**Written task:** Scan the data below for the string "基础声乐作品练习". Copy every line where it appears.

━━━━

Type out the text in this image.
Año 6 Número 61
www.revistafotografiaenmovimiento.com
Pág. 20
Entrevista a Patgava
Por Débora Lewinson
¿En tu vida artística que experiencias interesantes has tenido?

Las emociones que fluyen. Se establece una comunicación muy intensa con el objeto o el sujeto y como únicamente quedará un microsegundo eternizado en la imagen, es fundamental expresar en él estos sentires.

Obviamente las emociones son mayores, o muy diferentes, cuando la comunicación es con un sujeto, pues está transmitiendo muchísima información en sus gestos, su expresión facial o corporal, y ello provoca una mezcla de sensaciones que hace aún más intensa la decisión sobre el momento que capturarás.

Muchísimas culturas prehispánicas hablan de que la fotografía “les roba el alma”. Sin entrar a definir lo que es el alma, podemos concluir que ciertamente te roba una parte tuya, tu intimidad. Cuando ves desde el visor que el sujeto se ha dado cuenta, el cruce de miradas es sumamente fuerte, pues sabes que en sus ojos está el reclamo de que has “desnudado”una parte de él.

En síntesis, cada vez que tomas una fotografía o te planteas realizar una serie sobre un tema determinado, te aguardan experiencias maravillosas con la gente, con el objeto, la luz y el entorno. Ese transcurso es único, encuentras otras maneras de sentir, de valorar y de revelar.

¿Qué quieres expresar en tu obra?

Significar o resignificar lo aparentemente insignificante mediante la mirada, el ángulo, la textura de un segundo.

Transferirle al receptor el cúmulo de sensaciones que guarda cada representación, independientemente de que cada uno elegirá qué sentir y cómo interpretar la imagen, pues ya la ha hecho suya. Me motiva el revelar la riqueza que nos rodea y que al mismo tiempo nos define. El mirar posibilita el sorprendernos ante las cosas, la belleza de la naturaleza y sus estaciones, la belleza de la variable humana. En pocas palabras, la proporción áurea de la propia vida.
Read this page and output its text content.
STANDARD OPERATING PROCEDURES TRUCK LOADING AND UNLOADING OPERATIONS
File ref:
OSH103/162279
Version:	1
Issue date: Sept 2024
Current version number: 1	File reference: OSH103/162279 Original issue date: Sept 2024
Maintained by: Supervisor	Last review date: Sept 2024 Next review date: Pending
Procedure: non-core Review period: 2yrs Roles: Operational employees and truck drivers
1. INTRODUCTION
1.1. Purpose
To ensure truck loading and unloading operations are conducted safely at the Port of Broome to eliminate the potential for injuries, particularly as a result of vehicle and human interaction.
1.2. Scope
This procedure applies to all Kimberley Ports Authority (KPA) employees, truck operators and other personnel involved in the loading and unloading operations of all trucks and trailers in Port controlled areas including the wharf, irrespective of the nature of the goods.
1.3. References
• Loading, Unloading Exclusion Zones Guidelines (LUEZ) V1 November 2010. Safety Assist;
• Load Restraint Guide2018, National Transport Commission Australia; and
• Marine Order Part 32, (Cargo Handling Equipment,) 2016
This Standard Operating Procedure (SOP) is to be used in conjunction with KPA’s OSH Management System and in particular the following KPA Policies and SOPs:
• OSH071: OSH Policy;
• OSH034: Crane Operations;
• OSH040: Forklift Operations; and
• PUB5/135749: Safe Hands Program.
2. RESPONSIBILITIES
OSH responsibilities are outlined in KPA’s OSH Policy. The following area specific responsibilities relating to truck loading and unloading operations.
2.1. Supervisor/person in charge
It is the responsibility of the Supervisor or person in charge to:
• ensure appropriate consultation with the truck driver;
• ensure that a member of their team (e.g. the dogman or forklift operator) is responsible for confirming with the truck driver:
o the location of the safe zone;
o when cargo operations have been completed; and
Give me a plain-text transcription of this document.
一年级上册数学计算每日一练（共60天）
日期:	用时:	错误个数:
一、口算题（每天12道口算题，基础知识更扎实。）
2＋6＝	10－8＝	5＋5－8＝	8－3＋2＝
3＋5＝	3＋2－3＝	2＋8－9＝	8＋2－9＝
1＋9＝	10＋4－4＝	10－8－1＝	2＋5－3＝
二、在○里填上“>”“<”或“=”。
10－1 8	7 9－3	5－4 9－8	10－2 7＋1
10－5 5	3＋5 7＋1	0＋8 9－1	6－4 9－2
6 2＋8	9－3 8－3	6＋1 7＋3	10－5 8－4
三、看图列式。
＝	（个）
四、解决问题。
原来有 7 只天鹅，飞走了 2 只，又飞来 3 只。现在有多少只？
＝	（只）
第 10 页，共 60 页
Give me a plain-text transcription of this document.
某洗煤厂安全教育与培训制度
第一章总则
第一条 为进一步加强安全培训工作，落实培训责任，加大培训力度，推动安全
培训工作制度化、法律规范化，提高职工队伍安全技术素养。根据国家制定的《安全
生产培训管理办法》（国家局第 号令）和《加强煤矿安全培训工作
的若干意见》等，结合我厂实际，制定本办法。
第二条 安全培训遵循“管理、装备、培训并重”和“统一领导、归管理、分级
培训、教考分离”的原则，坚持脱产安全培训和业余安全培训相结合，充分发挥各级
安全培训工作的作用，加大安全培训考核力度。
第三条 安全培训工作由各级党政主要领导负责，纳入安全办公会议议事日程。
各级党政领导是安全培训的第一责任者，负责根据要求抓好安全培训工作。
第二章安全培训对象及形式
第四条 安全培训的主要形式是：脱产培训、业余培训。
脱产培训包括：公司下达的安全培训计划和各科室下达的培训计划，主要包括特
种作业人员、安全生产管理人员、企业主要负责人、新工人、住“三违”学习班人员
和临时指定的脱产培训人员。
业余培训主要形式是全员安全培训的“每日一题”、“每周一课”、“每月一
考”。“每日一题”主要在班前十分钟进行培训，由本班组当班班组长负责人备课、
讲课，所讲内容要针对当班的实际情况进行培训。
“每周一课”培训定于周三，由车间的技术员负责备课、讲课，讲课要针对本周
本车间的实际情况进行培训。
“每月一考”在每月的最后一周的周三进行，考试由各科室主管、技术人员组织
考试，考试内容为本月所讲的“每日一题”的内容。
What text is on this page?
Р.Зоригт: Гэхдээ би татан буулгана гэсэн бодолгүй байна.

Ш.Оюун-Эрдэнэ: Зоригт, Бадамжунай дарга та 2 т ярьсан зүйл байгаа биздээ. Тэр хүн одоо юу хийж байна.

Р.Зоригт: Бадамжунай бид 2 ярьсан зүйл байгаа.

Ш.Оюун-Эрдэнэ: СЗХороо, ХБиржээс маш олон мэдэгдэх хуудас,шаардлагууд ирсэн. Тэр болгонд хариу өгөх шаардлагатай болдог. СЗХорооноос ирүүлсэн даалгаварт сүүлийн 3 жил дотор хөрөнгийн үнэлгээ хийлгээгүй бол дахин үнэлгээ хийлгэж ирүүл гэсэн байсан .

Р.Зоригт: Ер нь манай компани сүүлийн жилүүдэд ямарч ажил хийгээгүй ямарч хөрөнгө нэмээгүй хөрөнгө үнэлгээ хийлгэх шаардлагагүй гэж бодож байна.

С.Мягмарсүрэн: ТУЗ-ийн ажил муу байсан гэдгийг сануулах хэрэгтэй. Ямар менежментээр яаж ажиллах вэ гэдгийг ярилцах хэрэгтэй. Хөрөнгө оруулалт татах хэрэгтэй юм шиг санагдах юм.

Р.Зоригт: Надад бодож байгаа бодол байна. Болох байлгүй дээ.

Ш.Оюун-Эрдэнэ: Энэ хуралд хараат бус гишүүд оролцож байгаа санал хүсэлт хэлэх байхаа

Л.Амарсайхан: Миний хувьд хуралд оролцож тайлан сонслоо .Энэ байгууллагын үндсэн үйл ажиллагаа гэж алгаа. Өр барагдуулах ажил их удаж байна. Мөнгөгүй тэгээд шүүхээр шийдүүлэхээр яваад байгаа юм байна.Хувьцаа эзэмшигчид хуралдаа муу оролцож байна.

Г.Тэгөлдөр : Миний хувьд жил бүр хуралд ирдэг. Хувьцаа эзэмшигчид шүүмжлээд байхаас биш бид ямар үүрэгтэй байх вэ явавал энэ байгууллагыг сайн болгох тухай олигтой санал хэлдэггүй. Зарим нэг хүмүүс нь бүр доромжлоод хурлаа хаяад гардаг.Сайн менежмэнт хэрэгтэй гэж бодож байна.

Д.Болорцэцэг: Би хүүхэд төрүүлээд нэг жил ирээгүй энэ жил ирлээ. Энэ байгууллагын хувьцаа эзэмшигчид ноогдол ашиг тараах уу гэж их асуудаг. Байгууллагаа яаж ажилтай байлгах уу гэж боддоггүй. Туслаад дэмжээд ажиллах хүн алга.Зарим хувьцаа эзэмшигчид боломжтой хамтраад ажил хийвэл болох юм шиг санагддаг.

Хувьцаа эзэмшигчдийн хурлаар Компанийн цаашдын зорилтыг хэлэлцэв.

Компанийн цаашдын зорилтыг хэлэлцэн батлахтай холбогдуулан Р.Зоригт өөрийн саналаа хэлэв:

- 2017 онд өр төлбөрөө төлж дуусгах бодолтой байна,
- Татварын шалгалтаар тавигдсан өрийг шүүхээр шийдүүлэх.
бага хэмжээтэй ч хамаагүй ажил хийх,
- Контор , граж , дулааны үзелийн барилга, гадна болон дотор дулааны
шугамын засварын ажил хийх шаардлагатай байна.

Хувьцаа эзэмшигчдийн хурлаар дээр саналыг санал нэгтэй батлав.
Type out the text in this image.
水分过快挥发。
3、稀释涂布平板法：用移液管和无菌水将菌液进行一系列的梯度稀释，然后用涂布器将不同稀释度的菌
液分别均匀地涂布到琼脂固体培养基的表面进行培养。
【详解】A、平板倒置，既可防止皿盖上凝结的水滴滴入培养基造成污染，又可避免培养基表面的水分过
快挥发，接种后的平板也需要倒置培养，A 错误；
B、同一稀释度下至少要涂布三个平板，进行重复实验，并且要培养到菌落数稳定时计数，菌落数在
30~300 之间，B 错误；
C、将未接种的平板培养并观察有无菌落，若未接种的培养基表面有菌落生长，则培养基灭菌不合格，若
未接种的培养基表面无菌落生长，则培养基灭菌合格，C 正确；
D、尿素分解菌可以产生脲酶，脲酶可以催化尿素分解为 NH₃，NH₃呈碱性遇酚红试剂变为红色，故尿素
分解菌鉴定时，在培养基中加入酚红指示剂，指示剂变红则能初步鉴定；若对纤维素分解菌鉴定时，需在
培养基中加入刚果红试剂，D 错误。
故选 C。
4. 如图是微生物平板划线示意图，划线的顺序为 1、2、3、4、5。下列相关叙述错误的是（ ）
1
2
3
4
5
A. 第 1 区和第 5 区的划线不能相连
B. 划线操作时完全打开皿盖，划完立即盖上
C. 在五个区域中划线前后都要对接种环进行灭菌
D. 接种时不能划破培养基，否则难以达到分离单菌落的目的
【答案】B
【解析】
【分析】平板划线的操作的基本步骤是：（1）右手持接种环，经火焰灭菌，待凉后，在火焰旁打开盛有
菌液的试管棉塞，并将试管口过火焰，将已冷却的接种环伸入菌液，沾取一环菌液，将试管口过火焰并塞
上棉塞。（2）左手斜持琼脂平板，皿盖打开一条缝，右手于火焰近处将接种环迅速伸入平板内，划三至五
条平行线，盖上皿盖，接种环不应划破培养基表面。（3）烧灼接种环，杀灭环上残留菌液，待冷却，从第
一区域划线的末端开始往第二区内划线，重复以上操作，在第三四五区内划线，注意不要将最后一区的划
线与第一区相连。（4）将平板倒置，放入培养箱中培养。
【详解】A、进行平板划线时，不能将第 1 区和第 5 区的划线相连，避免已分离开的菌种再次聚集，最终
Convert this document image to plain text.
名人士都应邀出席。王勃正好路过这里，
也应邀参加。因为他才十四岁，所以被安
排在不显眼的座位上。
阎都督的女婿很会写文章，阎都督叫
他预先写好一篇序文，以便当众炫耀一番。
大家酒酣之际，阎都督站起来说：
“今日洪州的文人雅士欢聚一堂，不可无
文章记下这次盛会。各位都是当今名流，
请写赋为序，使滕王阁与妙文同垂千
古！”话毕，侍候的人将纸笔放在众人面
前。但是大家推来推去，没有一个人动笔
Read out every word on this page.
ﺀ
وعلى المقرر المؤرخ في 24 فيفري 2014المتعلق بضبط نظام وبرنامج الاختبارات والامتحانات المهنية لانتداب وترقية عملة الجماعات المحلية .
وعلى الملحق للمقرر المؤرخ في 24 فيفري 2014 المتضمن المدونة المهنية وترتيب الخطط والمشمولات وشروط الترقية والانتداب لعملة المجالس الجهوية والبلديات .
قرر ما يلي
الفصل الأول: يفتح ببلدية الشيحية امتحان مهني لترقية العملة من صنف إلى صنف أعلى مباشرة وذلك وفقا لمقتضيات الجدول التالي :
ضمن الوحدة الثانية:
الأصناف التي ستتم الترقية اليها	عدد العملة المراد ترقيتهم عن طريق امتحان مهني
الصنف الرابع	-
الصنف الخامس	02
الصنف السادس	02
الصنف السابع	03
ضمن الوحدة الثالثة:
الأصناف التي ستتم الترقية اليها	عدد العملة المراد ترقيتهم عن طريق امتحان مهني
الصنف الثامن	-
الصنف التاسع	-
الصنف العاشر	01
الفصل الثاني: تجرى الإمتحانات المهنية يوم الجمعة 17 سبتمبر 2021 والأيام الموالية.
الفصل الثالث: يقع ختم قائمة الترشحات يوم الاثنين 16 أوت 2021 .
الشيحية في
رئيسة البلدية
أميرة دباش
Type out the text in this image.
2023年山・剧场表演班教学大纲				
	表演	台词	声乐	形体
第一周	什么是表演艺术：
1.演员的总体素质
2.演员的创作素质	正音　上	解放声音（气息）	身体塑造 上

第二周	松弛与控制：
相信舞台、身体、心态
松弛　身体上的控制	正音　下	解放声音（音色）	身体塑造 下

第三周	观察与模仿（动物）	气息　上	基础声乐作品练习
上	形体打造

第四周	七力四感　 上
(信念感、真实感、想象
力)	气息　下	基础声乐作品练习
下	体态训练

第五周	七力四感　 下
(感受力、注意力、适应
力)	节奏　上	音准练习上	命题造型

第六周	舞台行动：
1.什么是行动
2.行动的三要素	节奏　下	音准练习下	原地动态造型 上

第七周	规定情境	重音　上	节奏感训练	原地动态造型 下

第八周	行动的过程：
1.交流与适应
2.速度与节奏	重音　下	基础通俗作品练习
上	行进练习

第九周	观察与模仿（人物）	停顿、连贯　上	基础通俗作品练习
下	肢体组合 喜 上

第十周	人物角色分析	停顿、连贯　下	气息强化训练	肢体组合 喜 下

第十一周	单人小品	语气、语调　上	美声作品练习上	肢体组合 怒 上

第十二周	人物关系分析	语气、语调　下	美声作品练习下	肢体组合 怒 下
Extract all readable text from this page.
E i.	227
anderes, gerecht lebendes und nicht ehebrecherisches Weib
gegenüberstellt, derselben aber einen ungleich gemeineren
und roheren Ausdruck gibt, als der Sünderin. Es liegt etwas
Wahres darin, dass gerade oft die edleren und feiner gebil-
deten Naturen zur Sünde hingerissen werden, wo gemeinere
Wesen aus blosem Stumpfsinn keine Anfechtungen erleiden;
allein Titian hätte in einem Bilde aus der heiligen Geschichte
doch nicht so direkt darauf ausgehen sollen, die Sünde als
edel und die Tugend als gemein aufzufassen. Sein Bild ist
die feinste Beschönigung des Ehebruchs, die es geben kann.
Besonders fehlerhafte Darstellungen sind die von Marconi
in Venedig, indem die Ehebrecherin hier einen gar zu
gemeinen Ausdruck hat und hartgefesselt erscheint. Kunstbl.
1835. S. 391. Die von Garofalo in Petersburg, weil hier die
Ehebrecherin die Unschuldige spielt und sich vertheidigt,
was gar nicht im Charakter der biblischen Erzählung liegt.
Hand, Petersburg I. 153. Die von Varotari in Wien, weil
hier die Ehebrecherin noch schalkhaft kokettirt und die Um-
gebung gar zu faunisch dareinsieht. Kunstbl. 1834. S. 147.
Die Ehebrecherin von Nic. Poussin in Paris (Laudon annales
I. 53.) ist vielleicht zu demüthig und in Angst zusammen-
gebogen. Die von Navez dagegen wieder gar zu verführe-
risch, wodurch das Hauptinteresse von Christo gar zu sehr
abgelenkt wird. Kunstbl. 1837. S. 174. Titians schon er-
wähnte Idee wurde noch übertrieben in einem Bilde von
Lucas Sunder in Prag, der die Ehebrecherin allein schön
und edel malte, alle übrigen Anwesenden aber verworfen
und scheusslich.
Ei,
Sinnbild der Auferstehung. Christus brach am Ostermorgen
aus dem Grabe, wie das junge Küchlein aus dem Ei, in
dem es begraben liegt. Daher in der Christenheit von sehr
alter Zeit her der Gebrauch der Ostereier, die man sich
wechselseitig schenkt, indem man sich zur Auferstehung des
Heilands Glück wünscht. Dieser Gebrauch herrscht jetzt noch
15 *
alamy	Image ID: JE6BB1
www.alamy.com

━━━━

**Written reply:**
第三周	观察与模仿（动物）	气息　上	基础声乐作品练习
力)	气息　下	基础声乐作品练习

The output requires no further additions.